Stored records:

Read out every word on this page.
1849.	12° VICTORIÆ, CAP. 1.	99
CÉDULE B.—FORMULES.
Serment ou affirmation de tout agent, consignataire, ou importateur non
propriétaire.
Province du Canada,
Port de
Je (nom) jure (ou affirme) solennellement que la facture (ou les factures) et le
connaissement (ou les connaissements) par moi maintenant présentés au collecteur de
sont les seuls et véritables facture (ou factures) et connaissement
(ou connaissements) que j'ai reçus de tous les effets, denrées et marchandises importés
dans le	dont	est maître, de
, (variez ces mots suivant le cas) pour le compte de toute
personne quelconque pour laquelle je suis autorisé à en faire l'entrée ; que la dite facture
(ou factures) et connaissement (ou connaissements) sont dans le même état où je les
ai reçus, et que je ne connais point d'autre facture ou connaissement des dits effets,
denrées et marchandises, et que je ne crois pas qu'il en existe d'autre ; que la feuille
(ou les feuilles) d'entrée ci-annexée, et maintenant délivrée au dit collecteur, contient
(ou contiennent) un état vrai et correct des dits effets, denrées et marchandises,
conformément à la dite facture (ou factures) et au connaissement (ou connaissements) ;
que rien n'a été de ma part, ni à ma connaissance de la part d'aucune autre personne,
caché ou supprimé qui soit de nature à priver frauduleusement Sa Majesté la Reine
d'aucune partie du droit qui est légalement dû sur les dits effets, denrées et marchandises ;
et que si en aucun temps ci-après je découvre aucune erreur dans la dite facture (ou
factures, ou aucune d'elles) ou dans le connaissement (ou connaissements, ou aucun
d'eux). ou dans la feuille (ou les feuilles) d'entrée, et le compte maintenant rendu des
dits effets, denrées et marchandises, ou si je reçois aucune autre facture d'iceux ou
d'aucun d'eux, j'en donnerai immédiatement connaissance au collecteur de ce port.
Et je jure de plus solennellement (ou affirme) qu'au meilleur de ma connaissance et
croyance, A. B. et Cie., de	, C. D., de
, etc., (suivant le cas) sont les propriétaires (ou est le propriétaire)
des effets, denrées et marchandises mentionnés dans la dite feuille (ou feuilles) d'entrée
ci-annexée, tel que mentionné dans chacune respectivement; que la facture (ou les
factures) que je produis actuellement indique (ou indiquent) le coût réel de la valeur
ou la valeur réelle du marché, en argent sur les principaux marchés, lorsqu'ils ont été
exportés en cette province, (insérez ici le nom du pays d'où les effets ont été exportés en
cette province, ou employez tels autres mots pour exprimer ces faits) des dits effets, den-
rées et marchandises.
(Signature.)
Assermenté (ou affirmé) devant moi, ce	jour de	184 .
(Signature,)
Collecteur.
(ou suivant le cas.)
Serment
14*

> [PROBLEM]
Pick out every line with the string "factures" and copy it.

> [RESULT]
Je (nom) jure (ou affirme) solennellement que la facture (ou les factures) et le
sont les seuls et véritables facture (ou factures) et connaissement
(ou factures) et connaissement (ou connaissements) sont dans le même état où je les
conformément à la dite facture (ou factures) et au connaissement (ou connaissements) ;
factures, ou aucune d'elles) ou dans le connaissement (ou connaissements, ou aucun
factures) que je produis actuellement indique (ou indiquent) le coût réel de la valeur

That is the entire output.